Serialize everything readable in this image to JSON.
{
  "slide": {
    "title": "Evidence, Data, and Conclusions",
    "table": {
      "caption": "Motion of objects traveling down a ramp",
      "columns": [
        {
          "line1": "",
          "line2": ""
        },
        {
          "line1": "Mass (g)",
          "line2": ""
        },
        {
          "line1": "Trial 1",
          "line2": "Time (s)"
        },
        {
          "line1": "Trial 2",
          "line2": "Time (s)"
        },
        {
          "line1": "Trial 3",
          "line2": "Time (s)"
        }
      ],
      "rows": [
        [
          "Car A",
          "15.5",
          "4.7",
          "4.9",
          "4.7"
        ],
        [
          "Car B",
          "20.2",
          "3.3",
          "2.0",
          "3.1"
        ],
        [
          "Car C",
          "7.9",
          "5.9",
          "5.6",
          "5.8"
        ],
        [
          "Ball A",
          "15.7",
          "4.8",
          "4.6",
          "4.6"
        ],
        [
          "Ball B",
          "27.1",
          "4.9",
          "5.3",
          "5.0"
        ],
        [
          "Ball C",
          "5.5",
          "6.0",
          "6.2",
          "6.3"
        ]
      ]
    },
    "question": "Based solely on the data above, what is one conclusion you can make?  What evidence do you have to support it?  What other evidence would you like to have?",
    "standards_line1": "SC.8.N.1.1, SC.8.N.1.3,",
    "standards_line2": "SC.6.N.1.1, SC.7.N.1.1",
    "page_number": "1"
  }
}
※ ※ ※
> **Stated goal**
Extract the full listing above without altering anything.

> **Result for this exercise**
Serialize everything readable in this image to JSON.
{
  "slide": {
    "title": "Evidence, Data, and Conclusions",
    "table": {
      "caption": "Motion of objects traveling down a ramp",
      "columns": [
        {
          "line1": "",
          "line2": ""
        },
        {
          "line1": "Mass (g)",
          "line2": ""
        },
        {
          "line1": "Trial 1",
          "line2": "Time (s)"
        },
        {
          "line1": "Trial 2",
          "line2": "Time (s)"
        },
        {
          "line1": "Trial 3",
          "line2": "Time (s)"
        }
      ],
      "rows": [
        [
          "Car A",
          "15.5",
          "4.7",
          "4.9",
          "4.7"
        ],
        [
          "Car B",
          "20.2",
          "3.3",
          "2.0",
          "3.1"
        ],
        [
          "Car C",
          "7.9",
          "5.9",
          "5.6",
          "5.8"
        ],
        [
          "Ball A",
          "15.7",
          "4.8",
          "4.6",
          "4.6"
        ],
        [
          "Ball B",
          "27.1",
          "4.9",
          "5.3",
          "5.0"
        ],
        [
          "Ball C",
          "5.5",
          "6.0",
          "6.2",
          "6.3"
        ]
      ]
    },
    "question": "Based solely on the data above, what is one conclusion you can make?  What evidence do you have to support it?  What other evidence would you like to have?",
    "standards_line1": "SC.8.N.1.1, SC.8.N.1.3,",
    "standards_line2": "SC.6.N.1.1, SC.7.N.1.1",
    "page_number": "1"
  }
}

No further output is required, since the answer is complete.